§ **YOUR GOAL**: Make an exact copy of the entries below with the pictures removed.

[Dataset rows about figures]
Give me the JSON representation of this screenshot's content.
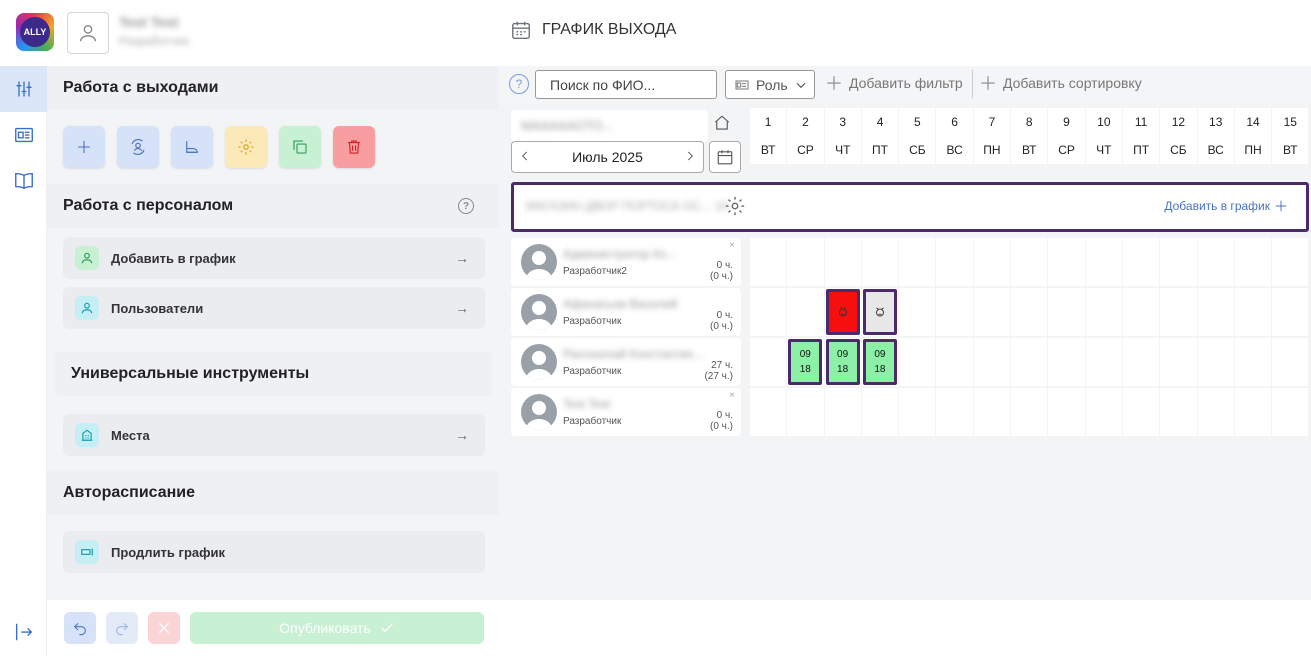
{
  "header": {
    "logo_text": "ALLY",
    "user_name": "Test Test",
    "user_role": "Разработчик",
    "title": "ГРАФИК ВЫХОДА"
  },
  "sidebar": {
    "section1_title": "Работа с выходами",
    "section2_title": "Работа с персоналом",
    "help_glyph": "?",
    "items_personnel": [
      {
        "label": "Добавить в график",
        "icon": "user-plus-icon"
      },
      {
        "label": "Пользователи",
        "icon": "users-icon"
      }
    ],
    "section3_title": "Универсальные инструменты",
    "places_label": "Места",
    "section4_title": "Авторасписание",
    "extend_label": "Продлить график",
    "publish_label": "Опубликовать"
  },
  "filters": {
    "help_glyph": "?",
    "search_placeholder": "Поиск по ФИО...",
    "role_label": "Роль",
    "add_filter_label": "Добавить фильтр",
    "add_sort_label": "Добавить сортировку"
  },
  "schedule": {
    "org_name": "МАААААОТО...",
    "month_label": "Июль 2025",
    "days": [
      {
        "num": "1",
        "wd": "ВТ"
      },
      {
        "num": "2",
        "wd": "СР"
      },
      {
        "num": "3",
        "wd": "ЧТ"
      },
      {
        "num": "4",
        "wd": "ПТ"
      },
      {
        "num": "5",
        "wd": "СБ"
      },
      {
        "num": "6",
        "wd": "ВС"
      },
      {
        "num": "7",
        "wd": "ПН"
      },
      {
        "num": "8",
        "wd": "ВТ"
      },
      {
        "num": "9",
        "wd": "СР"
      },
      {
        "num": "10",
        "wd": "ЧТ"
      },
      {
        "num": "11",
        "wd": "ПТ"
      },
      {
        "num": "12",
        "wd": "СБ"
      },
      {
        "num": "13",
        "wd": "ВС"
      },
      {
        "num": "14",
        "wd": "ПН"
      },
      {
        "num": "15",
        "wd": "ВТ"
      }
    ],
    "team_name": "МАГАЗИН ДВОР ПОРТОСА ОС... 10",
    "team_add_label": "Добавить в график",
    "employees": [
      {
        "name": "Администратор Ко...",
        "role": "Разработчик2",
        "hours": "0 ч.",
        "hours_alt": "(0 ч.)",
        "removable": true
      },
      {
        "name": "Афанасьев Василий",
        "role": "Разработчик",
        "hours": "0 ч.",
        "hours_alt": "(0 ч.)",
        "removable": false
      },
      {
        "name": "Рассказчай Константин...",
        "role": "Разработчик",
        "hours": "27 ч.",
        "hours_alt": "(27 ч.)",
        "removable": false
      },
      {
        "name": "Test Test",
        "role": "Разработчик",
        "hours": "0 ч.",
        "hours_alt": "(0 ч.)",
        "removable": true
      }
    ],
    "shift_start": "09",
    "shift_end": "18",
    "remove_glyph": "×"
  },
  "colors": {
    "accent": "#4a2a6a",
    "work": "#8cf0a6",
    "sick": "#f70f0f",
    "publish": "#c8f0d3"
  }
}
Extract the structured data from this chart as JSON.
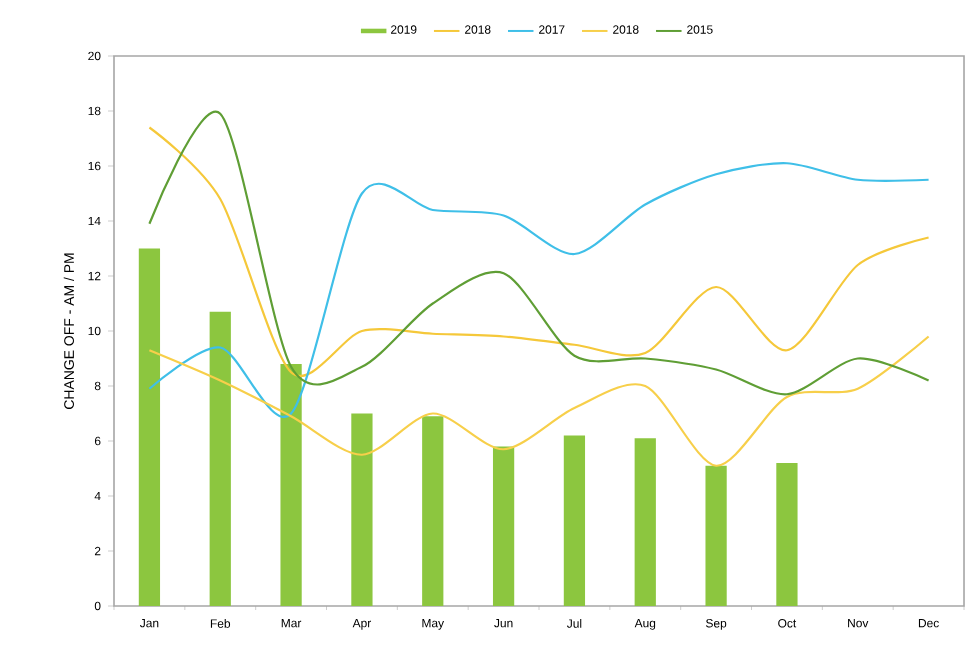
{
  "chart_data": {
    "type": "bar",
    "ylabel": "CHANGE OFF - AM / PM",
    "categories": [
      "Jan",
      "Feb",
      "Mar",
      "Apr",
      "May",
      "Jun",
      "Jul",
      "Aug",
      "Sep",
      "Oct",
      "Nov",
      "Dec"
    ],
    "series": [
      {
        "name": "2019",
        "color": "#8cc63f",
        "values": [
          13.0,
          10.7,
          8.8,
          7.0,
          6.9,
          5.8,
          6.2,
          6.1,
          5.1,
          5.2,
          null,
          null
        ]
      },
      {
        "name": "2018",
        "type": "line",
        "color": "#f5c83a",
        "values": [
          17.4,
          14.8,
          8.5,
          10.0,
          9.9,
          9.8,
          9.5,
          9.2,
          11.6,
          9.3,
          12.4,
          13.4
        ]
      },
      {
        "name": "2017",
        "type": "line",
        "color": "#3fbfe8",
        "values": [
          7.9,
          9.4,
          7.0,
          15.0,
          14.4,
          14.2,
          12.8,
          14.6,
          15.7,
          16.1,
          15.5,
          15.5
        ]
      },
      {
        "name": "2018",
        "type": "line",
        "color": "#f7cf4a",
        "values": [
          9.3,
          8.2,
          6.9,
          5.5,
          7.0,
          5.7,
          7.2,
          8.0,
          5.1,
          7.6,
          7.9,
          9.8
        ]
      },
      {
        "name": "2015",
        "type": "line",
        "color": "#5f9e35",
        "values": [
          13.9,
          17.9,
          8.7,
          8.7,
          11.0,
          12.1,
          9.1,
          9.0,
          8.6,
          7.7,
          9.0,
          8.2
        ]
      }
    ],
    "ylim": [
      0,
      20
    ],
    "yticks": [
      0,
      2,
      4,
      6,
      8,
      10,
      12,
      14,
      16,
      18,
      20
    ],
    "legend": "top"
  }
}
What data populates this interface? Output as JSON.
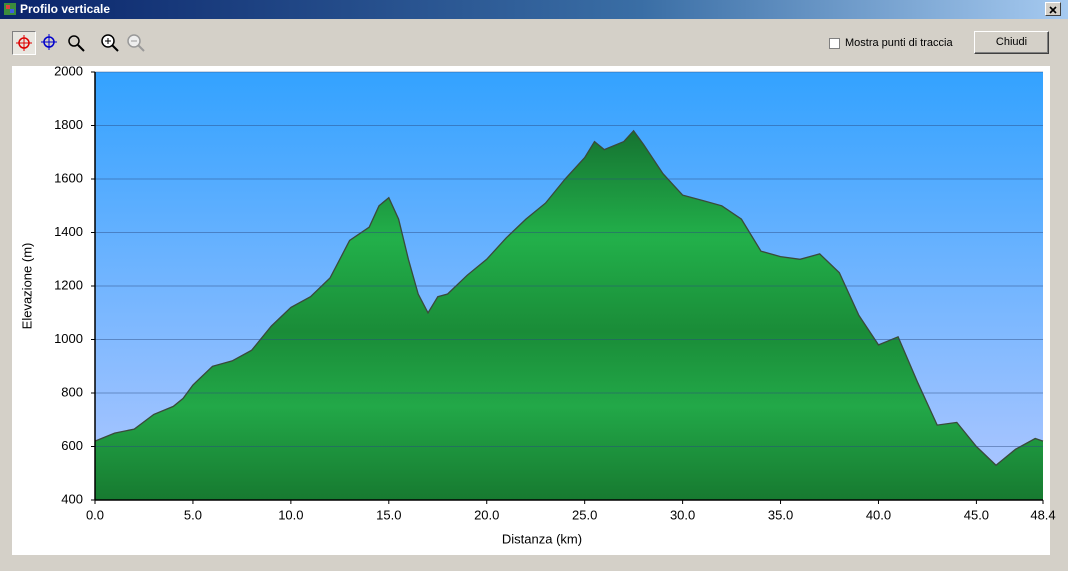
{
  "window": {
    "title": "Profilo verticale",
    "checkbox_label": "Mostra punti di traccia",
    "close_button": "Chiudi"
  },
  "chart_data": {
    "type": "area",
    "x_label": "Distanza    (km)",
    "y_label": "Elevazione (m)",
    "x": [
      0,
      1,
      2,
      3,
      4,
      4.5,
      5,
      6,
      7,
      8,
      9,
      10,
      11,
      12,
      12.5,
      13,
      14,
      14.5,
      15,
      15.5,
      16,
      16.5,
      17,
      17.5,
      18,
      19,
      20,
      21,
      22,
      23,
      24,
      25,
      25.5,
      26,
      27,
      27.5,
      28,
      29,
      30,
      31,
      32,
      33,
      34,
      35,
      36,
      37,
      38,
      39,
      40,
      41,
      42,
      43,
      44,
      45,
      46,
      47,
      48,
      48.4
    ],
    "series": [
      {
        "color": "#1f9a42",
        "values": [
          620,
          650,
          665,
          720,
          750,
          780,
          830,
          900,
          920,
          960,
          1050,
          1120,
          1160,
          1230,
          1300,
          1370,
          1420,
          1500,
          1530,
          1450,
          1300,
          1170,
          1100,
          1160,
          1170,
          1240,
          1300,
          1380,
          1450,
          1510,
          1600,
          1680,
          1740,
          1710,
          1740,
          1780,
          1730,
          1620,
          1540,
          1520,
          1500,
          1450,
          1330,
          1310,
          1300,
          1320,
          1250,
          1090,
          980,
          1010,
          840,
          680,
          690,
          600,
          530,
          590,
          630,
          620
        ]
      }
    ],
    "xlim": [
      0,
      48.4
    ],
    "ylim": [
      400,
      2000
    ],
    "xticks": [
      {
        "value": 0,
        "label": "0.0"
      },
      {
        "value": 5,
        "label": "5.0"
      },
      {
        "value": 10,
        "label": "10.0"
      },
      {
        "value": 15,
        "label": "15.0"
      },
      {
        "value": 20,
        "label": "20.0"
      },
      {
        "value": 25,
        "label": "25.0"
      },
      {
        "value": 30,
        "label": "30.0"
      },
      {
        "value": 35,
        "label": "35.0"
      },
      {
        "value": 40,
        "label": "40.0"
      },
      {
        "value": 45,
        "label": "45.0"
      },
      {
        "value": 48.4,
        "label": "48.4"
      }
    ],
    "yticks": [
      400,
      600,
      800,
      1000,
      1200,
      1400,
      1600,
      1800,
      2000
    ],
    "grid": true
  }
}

§ **OUTPUT**:
Give me the JSON representation of this screenshot's content.
{
  "header": {
    "logo_text": "ALLY",
    "user_name": "Test Test",
    "user_role": "Разработчик",
    "title": "ГРАФИК ВЫХОДА"
  },
  "sidebar": {
    "section1_title": "Работа с выходами",
    "section2_title": "Работа с персоналом",
    "help_glyph": "?",
    "items_personnel": [
      {
        "label": "Добавить в график",
        "icon": "user-plus-icon"
      },
      {
        "label": "Пользователи",
        "icon": "users-icon"
      }
    ],
    "section3_title": "Универсальные инструменты",
    "places_label": "Места",
    "section4_title": "Авторасписание",
    "extend_label": "Продлить график",
    "publish_label": "Опубликовать"
  },
  "filters": {
    "help_glyph": "?",
    "search_placeholder": "Поиск по ФИО...",
    "role_label": "Роль",
    "add_filter_label": "Добавить фильтр",
    "add_sort_label": "Добавить сортировку"
  },
  "schedule": {
    "org_name": "МАААААОТО...",
    "month_label": "Июль 2025",
    "days": [
      {
        "num": "1",
        "wd": "ВТ"
      },
      {
        "num": "2",
        "wd": "СР"
      },
      {
        "num": "3",
        "wd": "ЧТ"
      },
      {
        "num": "4",
        "wd": "ПТ"
      },
      {
        "num": "5",
        "wd": "СБ"
      },
      {
        "num": "6",
        "wd": "ВС"
      },
      {
        "num": "7",
        "wd": "ПН"
      },
      {
        "num": "8",
        "wd": "ВТ"
      },
      {
        "num": "9",
        "wd": "СР"
      },
      {
        "num": "10",
        "wd": "ЧТ"
      },
      {
        "num": "11",
        "wd": "ПТ"
      },
      {
        "num": "12",
        "wd": "СБ"
      },
      {
        "num": "13",
        "wd": "ВС"
      },
      {
        "num": "14",
        "wd": "ПН"
      },
      {
        "num": "15",
        "wd": "ВТ"
      }
    ],
    "team_name": "МАГАЗИН ДВОР ПОРТОСА ОС... 10",
    "team_add_label": "Добавить в график",
    "employees": [
      {
        "name": "Администратор Ко...",
        "role": "Разработчик2",
        "hours": "0 ч.",
        "hours_alt": "(0 ч.)",
        "removable": true
      },
      {
        "name": "Афанасьев Василий",
        "role": "Разработчик",
        "hours": "0 ч.",
        "hours_alt": "(0 ч.)",
        "removable": false
      },
      {
        "name": "Рассказчай Константин...",
        "role": "Разработчик",
        "hours": "27 ч.",
        "hours_alt": "(27 ч.)",
        "removable": false
      },
      {
        "name": "Test Test",
        "role": "Разработчик",
        "hours": "0 ч.",
        "hours_alt": "(0 ч.)",
        "removable": true
      }
    ],
    "shift_start": "09",
    "shift_end": "18",
    "remove_glyph": "×"
  },
  "colors": {
    "accent": "#4a2a6a",
    "work": "#8cf0a6",
    "sick": "#f70f0f",
    "publish": "#c8f0d3"
  }
}
Extract the structured data from this chart as JSON.
{
  "chart_data": {
    "type": "bar",
    "ylabel": "CHANGE OFF - AM / PM",
    "categories": [
      "Jan",
      "Feb",
      "Mar",
      "Apr",
      "May",
      "Jun",
      "Jul",
      "Aug",
      "Sep",
      "Oct",
      "Nov",
      "Dec"
    ],
    "series": [
      {
        "name": "2019",
        "color": "#8cc63f",
        "values": [
          13.0,
          10.7,
          8.8,
          7.0,
          6.9,
          5.8,
          6.2,
          6.1,
          5.1,
          5.2,
          null,
          null
        ]
      },
      {
        "name": "2018",
        "type": "line",
        "color": "#f5c83a",
        "values": [
          17.4,
          14.8,
          8.5,
          10.0,
          9.9,
          9.8,
          9.5,
          9.2,
          11.6,
          9.3,
          12.4,
          13.4
        ]
      },
      {
        "name": "2017",
        "type": "line",
        "color": "#3fbfe8",
        "values": [
          7.9,
          9.4,
          7.0,
          15.0,
          14.4,
          14.2,
          12.8,
          14.6,
          15.7,
          16.1,
          15.5,
          15.5
        ]
      },
      {
        "name": "2018",
        "type": "line",
        "color": "#f7cf4a",
        "values": [
          9.3,
          8.2,
          6.9,
          5.5,
          7.0,
          5.7,
          7.2,
          8.0,
          5.1,
          7.6,
          7.9,
          9.8
        ]
      },
      {
        "name": "2015",
        "type": "line",
        "color": "#5f9e35",
        "values": [
          13.9,
          17.9,
          8.7,
          8.7,
          11.0,
          12.1,
          9.1,
          9.0,
          8.6,
          7.7,
          9.0,
          8.2
        ]
      }
    ],
    "ylim": [
      0,
      20
    ],
    "yticks": [
      0,
      2,
      4,
      6,
      8,
      10,
      12,
      14,
      16,
      18,
      20
    ],
    "legend": "top"
  }
}
What data populates this interface? Output as JSON.
{
  "window": {
    "title": "Profilo verticale",
    "checkbox_label": "Mostra punti di traccia",
    "close_button": "Chiudi"
  },
  "chart_data": {
    "type": "area",
    "x_label": "Distanza    (km)",
    "y_label": "Elevazione (m)",
    "x": [
      0,
      1,
      2,
      3,
      4,
      4.5,
      5,
      6,
      7,
      8,
      9,
      10,
      11,
      12,
      12.5,
      13,
      14,
      14.5,
      15,
      15.5,
      16,
      16.5,
      17,
      17.5,
      18,
      19,
      20,
      21,
      22,
      23,
      24,
      25,
      25.5,
      26,
      27,
      27.5,
      28,
      29,
      30,
      31,
      32,
      33,
      34,
      35,
      36,
      37,
      38,
      39,
      40,
      41,
      42,
      43,
      44,
      45,
      46,
      47,
      48,
      48.4
    ],
    "series": [
      {
        "color": "#1f9a42",
        "values": [
          620,
          650,
          665,
          720,
          750,
          780,
          830,
          900,
          920,
          960,
          1050,
          1120,
          1160,
          1230,
          1300,
          1370,
          1420,
          1500,
          1530,
          1450,
          1300,
          1170,
          1100,
          1160,
          1170,
          1240,
          1300,
          1380,
          1450,
          1510,
          1600,
          1680,
          1740,
          1710,
          1740,
          1780,
          1730,
          1620,
          1540,
          1520,
          1500,
          1450,
          1330,
          1310,
          1300,
          1320,
          1250,
          1090,
          980,
          1010,
          840,
          680,
          690,
          600,
          530,
          590,
          630,
          620
        ]
      }
    ],
    "xlim": [
      0,
      48.4
    ],
    "ylim": [
      400,
      2000
    ],
    "xticks": [
      {
        "value": 0,
        "label": "0.0"
      },
      {
        "value": 5,
        "label": "5.0"
      },
      {
        "value": 10,
        "label": "10.0"
      },
      {
        "value": 15,
        "label": "15.0"
      },
      {
        "value": 20,
        "label": "20.0"
      },
      {
        "value": 25,
        "label": "25.0"
      },
      {
        "value": 30,
        "label": "30.0"
      },
      {
        "value": 35,
        "label": "35.0"
      },
      {
        "value": 40,
        "label": "40.0"
      },
      {
        "value": 45,
        "label": "45.0"
      },
      {
        "value": 48.4,
        "label": "48.4"
      }
    ],
    "yticks": [
      400,
      600,
      800,
      1000,
      1200,
      1400,
      1600,
      1800,
      2000
    ],
    "grid": true
  }
}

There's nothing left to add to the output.